• [TASK INPUT]
---------------

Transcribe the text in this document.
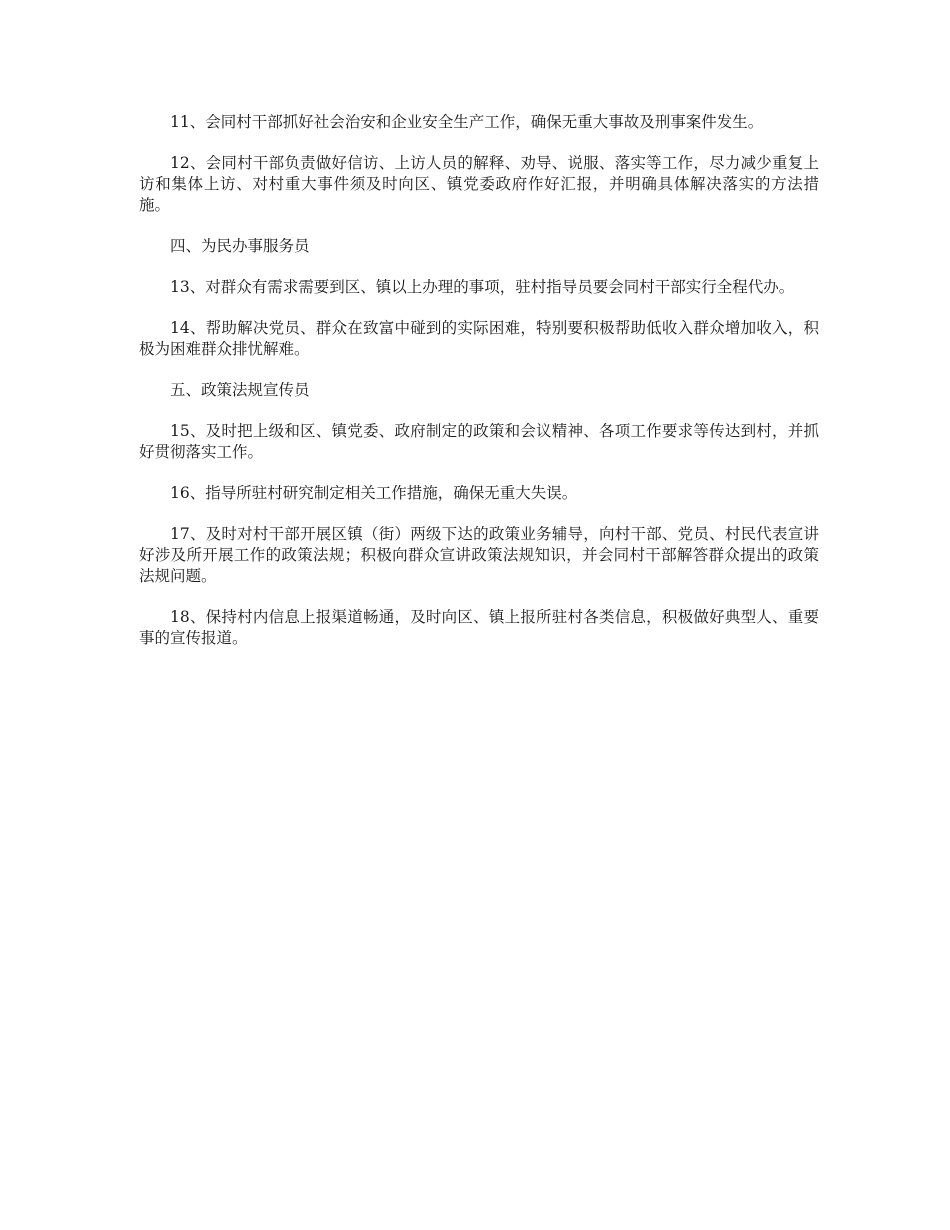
11、会同村干部抓好社会治安和企业安全生产工作，确保无重大事故及刑事案件发生。

12、会同村干部负责做好信访、上访人员的解释、劝导、说服、落实等工作，尽力减少重复上访和集体上访、对村重大事件须及时向区、镇党委政府作好汇报，并明确具体解决落实的方法措施。

四、为民办事服务员

13、对群众有需求需要到区、镇以上办理的事项，驻村指导员要会同村干部实行全程代办。

14、帮助解决党员、群众在致富中碰到的实际困难，特别要积极帮助低收入群众增加收入，积极为困难群众排忧解难。

五、政策法规宣传员

15、及时把上级和区、镇党委、政府制定的政策和会议精神、各项工作要求等传达到村，并抓好贯彻落实工作。

16、指导所驻村研究制定相关工作措施，确保无重大失误。

17、及时对村干部开展区镇（街）两级下达的政策业务辅导，向村干部、党员、村民代表宣讲好涉及所开展工作的政策法规；积极向群众宣讲政策法规知识，并会同村干部解答群众提出的政策法规问题。

18、保持村内信息上报渠道畅通，及时向区、镇上报所驻村各类信息，积极做好典型人、重要事的宣传报道。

---------------

• [WHAT THE TASK ASKS] Transcribe every entry word for word, but skip the pictures.

• [RESULT]
Transcribe the text in this document.
11、会同村干部抓好社会治安和企业安全生产工作，确保无重大事故及刑事案件发生。

12、会同村干部负责做好信访、上访人员的解释、劝导、说服、落实等工作，尽力减少重复上访和集体上访、对村重大事件须及时向区、镇党委政府作好汇报，并明确具体解决落实的方法措施。

四、为民办事服务员

13、对群众有需求需要到区、镇以上办理的事项，驻村指导员要会同村干部实行全程代办。

14、帮助解决党员、群众在致富中碰到的实际困难，特别要积极帮助低收入群众增加收入，积极为困难群众排忧解难。

五、政策法规宣传员

15、及时把上级和区、镇党委、政府制定的政策和会议精神、各项工作要求等传达到村，并抓好贯彻落实工作。

16、指导所驻村研究制定相关工作措施，确保无重大失误。

17、及时对村干部开展区镇（街）两级下达的政策业务辅导，向村干部、党员、村民代表宣讲好涉及所开展工作的政策法规；积极向群众宣讲政策法规知识，并会同村干部解答群众提出的政策法规问题。

18、保持村内信息上报渠道畅通，及时向区、镇上报所驻村各类信息，积极做好典型人、重要事的宣传报道。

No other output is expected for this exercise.